### TASK BRIEF
Repeat each entry word for word. Leave any images out of the copy.

### RECORDS SUPPLIED
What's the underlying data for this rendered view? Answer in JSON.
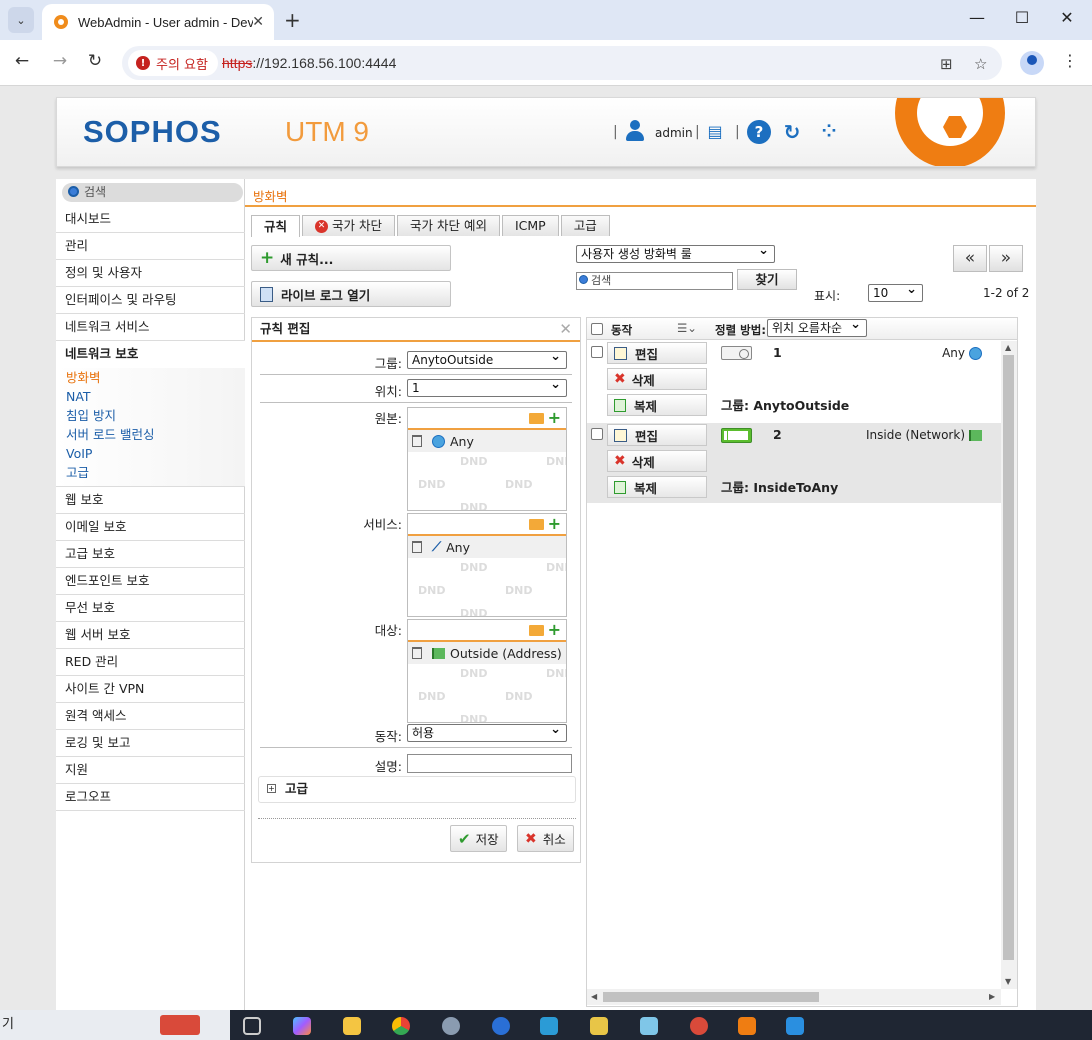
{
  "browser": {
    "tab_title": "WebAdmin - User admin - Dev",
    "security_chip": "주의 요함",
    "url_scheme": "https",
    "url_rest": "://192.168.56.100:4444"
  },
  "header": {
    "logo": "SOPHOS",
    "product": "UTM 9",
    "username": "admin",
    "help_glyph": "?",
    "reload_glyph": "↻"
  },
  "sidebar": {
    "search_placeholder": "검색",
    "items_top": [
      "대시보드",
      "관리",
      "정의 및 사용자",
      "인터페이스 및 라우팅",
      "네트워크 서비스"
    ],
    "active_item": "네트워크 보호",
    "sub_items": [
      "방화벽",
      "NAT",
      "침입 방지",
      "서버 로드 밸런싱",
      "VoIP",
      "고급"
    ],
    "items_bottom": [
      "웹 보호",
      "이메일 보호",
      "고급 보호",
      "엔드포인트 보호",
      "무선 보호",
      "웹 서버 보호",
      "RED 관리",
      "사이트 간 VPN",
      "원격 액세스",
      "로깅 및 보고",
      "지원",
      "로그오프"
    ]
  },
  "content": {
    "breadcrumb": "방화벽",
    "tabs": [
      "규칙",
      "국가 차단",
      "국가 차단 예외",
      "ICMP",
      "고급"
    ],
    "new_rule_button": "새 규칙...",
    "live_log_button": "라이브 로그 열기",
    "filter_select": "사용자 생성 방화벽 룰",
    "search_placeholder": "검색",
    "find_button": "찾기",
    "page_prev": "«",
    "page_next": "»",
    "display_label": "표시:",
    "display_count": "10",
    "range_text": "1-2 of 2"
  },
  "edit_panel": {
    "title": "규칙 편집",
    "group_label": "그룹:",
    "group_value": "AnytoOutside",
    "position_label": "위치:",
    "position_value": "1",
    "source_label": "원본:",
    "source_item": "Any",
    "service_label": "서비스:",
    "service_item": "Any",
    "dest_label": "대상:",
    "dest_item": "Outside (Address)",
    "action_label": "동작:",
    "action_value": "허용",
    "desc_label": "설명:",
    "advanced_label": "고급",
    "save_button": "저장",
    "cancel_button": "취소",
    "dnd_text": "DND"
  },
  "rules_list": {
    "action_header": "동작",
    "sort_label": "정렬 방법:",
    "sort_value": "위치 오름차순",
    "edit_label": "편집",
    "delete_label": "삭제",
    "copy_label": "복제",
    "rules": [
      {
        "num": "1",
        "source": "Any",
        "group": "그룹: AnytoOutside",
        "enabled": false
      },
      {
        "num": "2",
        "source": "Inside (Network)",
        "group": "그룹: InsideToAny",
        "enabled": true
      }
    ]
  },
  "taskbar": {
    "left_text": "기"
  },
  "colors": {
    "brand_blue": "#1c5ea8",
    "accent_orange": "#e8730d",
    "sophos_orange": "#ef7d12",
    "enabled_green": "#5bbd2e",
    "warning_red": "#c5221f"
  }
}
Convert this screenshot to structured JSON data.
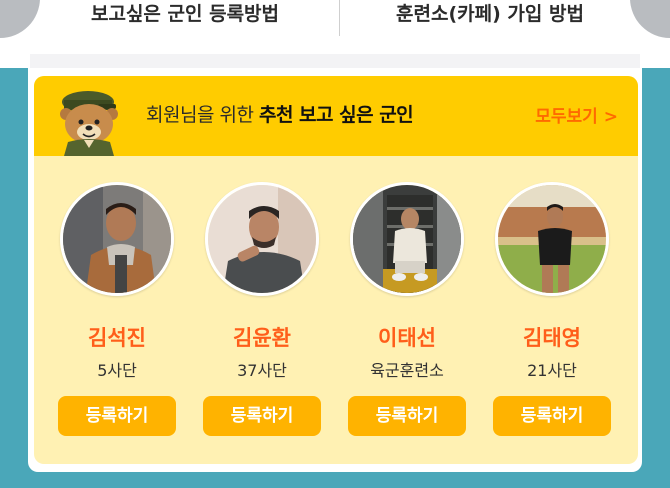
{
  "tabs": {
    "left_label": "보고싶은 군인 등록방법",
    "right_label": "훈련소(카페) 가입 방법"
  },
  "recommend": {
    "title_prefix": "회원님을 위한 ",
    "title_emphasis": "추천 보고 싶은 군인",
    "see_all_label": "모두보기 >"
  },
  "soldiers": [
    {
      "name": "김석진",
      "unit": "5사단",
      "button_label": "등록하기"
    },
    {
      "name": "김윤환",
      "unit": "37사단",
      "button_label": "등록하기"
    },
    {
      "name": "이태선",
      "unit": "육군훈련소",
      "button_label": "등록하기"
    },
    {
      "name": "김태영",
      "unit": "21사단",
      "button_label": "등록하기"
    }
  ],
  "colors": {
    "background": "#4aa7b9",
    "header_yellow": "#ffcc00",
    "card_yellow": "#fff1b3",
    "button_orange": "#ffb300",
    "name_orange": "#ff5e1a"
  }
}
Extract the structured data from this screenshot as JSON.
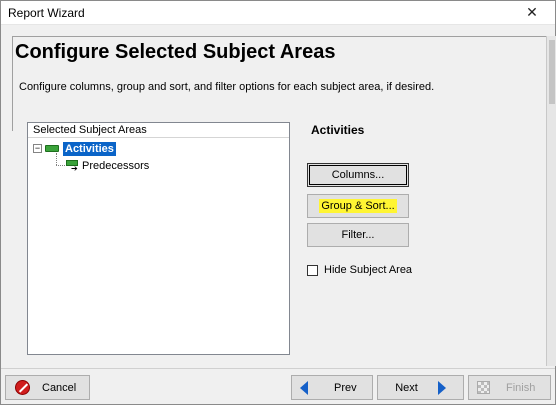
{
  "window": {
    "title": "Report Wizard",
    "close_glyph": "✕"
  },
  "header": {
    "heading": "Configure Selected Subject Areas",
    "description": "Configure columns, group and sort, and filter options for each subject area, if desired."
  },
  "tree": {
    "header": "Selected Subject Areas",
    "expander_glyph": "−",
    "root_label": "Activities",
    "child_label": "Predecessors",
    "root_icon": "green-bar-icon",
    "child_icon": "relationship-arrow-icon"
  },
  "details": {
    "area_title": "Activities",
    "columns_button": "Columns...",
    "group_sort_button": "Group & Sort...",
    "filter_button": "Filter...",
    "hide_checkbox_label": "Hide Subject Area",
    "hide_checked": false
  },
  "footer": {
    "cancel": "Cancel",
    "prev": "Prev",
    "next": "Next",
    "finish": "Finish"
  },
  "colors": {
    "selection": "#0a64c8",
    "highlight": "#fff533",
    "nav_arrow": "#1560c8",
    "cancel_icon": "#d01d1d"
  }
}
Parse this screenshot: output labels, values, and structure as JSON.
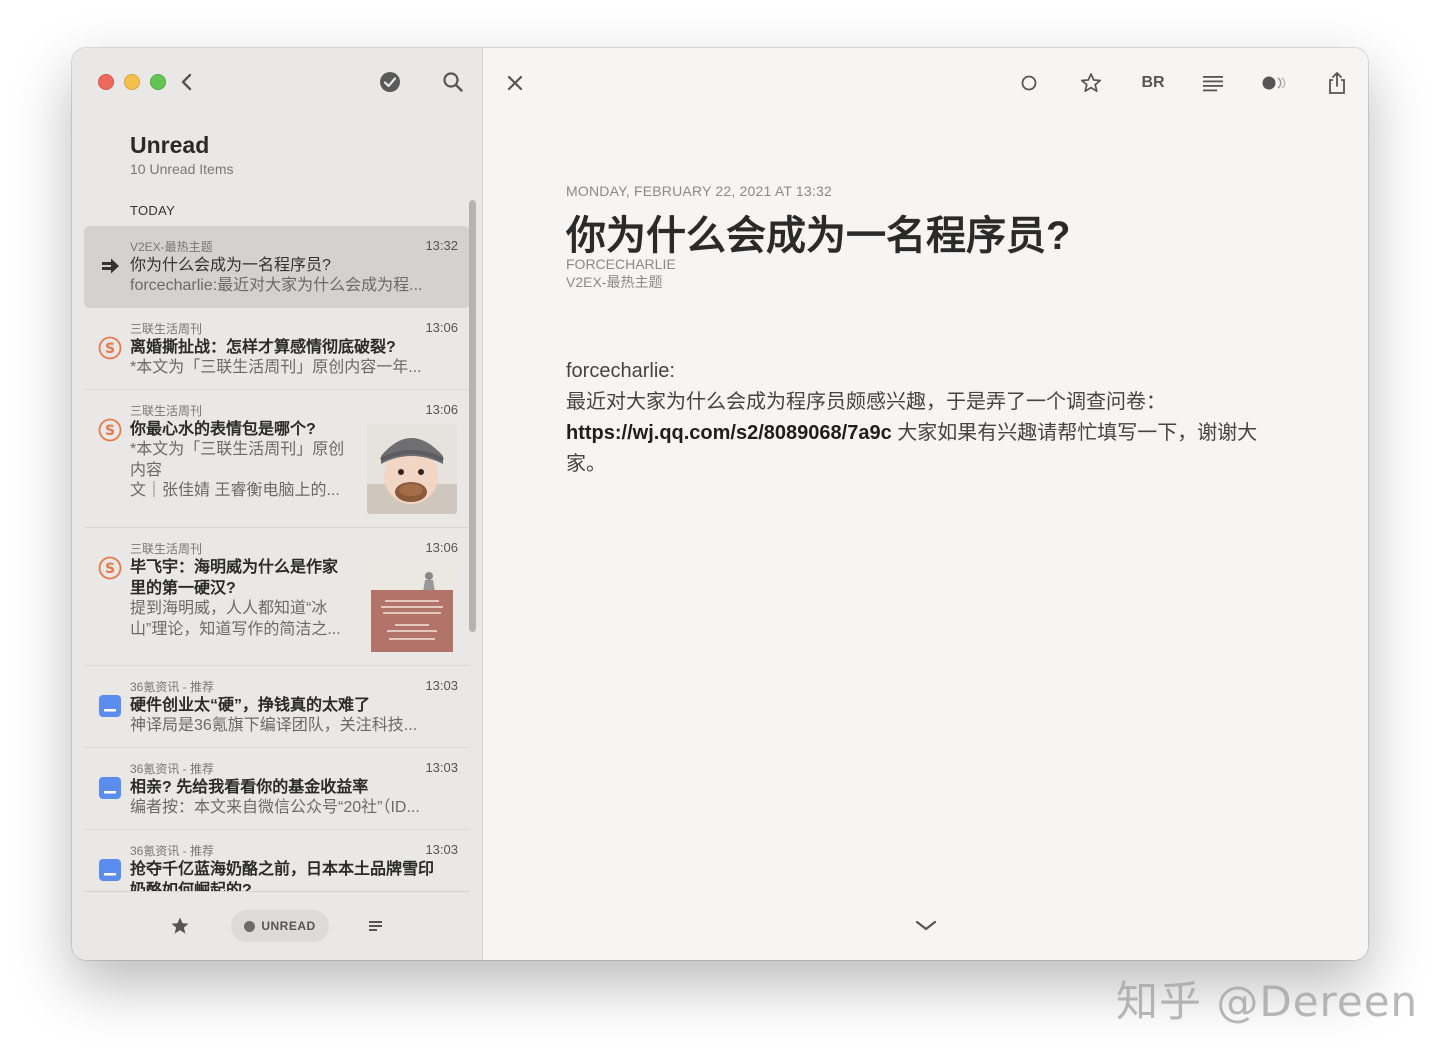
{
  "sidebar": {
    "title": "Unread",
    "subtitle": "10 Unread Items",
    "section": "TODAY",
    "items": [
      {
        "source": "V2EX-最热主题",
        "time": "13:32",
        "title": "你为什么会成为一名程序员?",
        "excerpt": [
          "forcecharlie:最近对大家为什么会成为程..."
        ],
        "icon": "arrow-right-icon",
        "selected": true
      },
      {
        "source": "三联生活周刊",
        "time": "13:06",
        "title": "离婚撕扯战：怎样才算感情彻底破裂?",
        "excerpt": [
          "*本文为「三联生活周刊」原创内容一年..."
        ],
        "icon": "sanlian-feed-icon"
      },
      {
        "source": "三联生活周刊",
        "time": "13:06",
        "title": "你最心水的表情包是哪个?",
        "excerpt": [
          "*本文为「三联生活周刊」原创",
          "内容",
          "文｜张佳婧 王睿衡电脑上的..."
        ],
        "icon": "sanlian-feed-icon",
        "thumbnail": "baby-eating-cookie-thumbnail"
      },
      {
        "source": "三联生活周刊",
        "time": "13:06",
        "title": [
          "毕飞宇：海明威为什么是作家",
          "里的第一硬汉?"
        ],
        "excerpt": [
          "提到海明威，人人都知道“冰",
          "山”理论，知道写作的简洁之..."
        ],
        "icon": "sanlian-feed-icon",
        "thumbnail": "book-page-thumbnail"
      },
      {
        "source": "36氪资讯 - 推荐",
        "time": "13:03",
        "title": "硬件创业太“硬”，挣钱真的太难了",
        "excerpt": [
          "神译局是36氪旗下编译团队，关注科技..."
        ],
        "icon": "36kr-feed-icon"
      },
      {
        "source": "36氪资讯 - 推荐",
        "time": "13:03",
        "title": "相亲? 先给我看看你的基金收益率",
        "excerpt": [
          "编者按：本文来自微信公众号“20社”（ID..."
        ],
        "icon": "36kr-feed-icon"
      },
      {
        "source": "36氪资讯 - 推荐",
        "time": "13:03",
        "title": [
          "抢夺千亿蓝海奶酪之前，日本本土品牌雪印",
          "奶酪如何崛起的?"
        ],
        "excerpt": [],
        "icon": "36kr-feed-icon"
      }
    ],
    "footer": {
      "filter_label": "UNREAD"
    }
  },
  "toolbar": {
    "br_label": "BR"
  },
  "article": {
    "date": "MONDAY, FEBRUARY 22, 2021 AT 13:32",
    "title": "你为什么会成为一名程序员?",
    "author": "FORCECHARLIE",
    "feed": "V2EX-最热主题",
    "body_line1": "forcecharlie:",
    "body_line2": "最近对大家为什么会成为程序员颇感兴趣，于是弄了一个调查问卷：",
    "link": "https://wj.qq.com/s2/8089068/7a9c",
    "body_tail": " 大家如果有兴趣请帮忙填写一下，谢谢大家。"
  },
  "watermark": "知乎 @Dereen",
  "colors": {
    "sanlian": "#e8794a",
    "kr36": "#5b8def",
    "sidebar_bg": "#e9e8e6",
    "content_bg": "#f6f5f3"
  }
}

### TASK RESPONSE
What's the underlying data for this rendered view? Answer in JSON.
{
  "browser": {
    "tab_title": "WebAdmin - User admin - Dev",
    "security_chip": "주의 요함",
    "url_scheme": "https",
    "url_rest": "://192.168.56.100:4444"
  },
  "header": {
    "logo": "SOPHOS",
    "product": "UTM 9",
    "username": "admin",
    "help_glyph": "?",
    "reload_glyph": "↻"
  },
  "sidebar": {
    "search_placeholder": "검색",
    "items_top": [
      "대시보드",
      "관리",
      "정의 및 사용자",
      "인터페이스 및 라우팅",
      "네트워크 서비스"
    ],
    "active_item": "네트워크 보호",
    "sub_items": [
      "방화벽",
      "NAT",
      "침입 방지",
      "서버 로드 밸런싱",
      "VoIP",
      "고급"
    ],
    "items_bottom": [
      "웹 보호",
      "이메일 보호",
      "고급 보호",
      "엔드포인트 보호",
      "무선 보호",
      "웹 서버 보호",
      "RED 관리",
      "사이트 간 VPN",
      "원격 액세스",
      "로깅 및 보고",
      "지원",
      "로그오프"
    ]
  },
  "content": {
    "breadcrumb": "방화벽",
    "tabs": [
      "규칙",
      "국가 차단",
      "국가 차단 예외",
      "ICMP",
      "고급"
    ],
    "new_rule_button": "새 규칙...",
    "live_log_button": "라이브 로그 열기",
    "filter_select": "사용자 생성 방화벽 룰",
    "search_placeholder": "검색",
    "find_button": "찾기",
    "page_prev": "«",
    "page_next": "»",
    "display_label": "표시:",
    "display_count": "10",
    "range_text": "1-2 of 2"
  },
  "edit_panel": {
    "title": "규칙 편집",
    "group_label": "그룹:",
    "group_value": "AnytoOutside",
    "position_label": "위치:",
    "position_value": "1",
    "source_label": "원본:",
    "source_item": "Any",
    "service_label": "서비스:",
    "service_item": "Any",
    "dest_label": "대상:",
    "dest_item": "Outside (Address)",
    "action_label": "동작:",
    "action_value": "허용",
    "desc_label": "설명:",
    "advanced_label": "고급",
    "save_button": "저장",
    "cancel_button": "취소",
    "dnd_text": "DND"
  },
  "rules_list": {
    "action_header": "동작",
    "sort_label": "정렬 방법:",
    "sort_value": "위치 오름차순",
    "edit_label": "편집",
    "delete_label": "삭제",
    "copy_label": "복제",
    "rules": [
      {
        "num": "1",
        "source": "Any",
        "group": "그룹: AnytoOutside",
        "enabled": false
      },
      {
        "num": "2",
        "source": "Inside (Network)",
        "group": "그룹: InsideToAny",
        "enabled": true
      }
    ]
  },
  "taskbar": {
    "left_text": "기"
  },
  "colors": {
    "brand_blue": "#1c5ea8",
    "accent_orange": "#e8730d",
    "sophos_orange": "#ef7d12",
    "enabled_green": "#5bbd2e",
    "warning_red": "#c5221f"
  }
}
Convert this screenshot to structured JSON data.
{
  "tabs": {
    "left_label": "보고싶은 군인 등록방법",
    "right_label": "훈련소(카페) 가입 방법"
  },
  "recommend": {
    "title_prefix": "회원님을 위한 ",
    "title_emphasis": "추천 보고 싶은 군인",
    "see_all_label": "모두보기 >"
  },
  "soldiers": [
    {
      "name": "김석진",
      "unit": "5사단",
      "button_label": "등록하기"
    },
    {
      "name": "김윤환",
      "unit": "37사단",
      "button_label": "등록하기"
    },
    {
      "name": "이태선",
      "unit": "육군훈련소",
      "button_label": "등록하기"
    },
    {
      "name": "김태영",
      "unit": "21사단",
      "button_label": "등록하기"
    }
  ],
  "colors": {
    "background": "#4aa7b9",
    "header_yellow": "#ffcc00",
    "card_yellow": "#fff1b3",
    "button_orange": "#ffb300",
    "name_orange": "#ff5e1a"
  }
}
Extract the structured data from this screenshot as JSON.
{
  "window": {
    "title": "Report Wizard",
    "close_glyph": "✕"
  },
  "header": {
    "heading": "Configure Selected Subject Areas",
    "description": "Configure columns, group and sort, and filter options for each subject area, if desired."
  },
  "tree": {
    "header": "Selected Subject Areas",
    "expander_glyph": "−",
    "root_label": "Activities",
    "child_label": "Predecessors",
    "root_icon": "green-bar-icon",
    "child_icon": "relationship-arrow-icon"
  },
  "details": {
    "area_title": "Activities",
    "columns_button": "Columns...",
    "group_sort_button": "Group & Sort...",
    "filter_button": "Filter...",
    "hide_checkbox_label": "Hide Subject Area",
    "hide_checked": false
  },
  "footer": {
    "cancel": "Cancel",
    "prev": "Prev",
    "next": "Next",
    "finish": "Finish"
  },
  "colors": {
    "selection": "#0a64c8",
    "highlight": "#fff533",
    "nav_arrow": "#1560c8",
    "cancel_icon": "#d01d1d"
  }
}
Parse this screenshot: output labels, values, and structure as JSON.
{
  "sidebar": {
    "title": "Unread",
    "subtitle": "10 Unread Items",
    "section": "TODAY",
    "items": [
      {
        "source": "V2EX-最热主题",
        "time": "13:32",
        "title": "你为什么会成为一名程序员?",
        "excerpt": [
          "forcecharlie:最近对大家为什么会成为程..."
        ],
        "icon": "arrow-right-icon",
        "selected": true
      },
      {
        "source": "三联生活周刊",
        "time": "13:06",
        "title": "离婚撕扯战：怎样才算感情彻底破裂?",
        "excerpt": [
          "*本文为「三联生活周刊」原创内容一年..."
        ],
        "icon": "sanlian-feed-icon"
      },
      {
        "source": "三联生活周刊",
        "time": "13:06",
        "title": "你最心水的表情包是哪个?",
        "excerpt": [
          "*本文为「三联生活周刊」原创",
          "内容",
          "文｜张佳婧 王睿衡电脑上的..."
        ],
        "icon": "sanlian-feed-icon",
        "thumbnail": "baby-eating-cookie-thumbnail"
      },
      {
        "source": "三联生活周刊",
        "time": "13:06",
        "title": [
          "毕飞宇：海明威为什么是作家",
          "里的第一硬汉?"
        ],
        "excerpt": [
          "提到海明威，人人都知道“冰",
          "山”理论，知道写作的简洁之..."
        ],
        "icon": "sanlian-feed-icon",
        "thumbnail": "book-page-thumbnail"
      },
      {
        "source": "36氪资讯 - 推荐",
        "time": "13:03",
        "title": "硬件创业太“硬”，挣钱真的太难了",
        "excerpt": [
          "神译局是36氪旗下编译团队，关注科技..."
        ],
        "icon": "36kr-feed-icon"
      },
      {
        "source": "36氪资讯 - 推荐",
        "time": "13:03",
        "title": "相亲? 先给我看看你的基金收益率",
        "excerpt": [
          "编者按：本文来自微信公众号“20社”（ID..."
        ],
        "icon": "36kr-feed-icon"
      },
      {
        "source": "36氪资讯 - 推荐",
        "time": "13:03",
        "title": [
          "抢夺千亿蓝海奶酪之前，日本本土品牌雪印",
          "奶酪如何崛起的?"
        ],
        "excerpt": [],
        "icon": "36kr-feed-icon"
      }
    ],
    "footer": {
      "filter_label": "UNREAD"
    }
  },
  "toolbar": {
    "br_label": "BR"
  },
  "article": {
    "date": "MONDAY, FEBRUARY 22, 2021 AT 13:32",
    "title": "你为什么会成为一名程序员?",
    "author": "FORCECHARLIE",
    "feed": "V2EX-最热主题",
    "body_line1": "forcecharlie:",
    "body_line2": "最近对大家为什么会成为程序员颇感兴趣，于是弄了一个调查问卷：",
    "link": "https://wj.qq.com/s2/8089068/7a9c",
    "body_tail": " 大家如果有兴趣请帮忙填写一下，谢谢大家。"
  },
  "watermark": "知乎 @Dereen",
  "colors": {
    "sanlian": "#e8794a",
    "kr36": "#5b8def",
    "sidebar_bg": "#e9e8e6",
    "content_bg": "#f6f5f3"
  }
}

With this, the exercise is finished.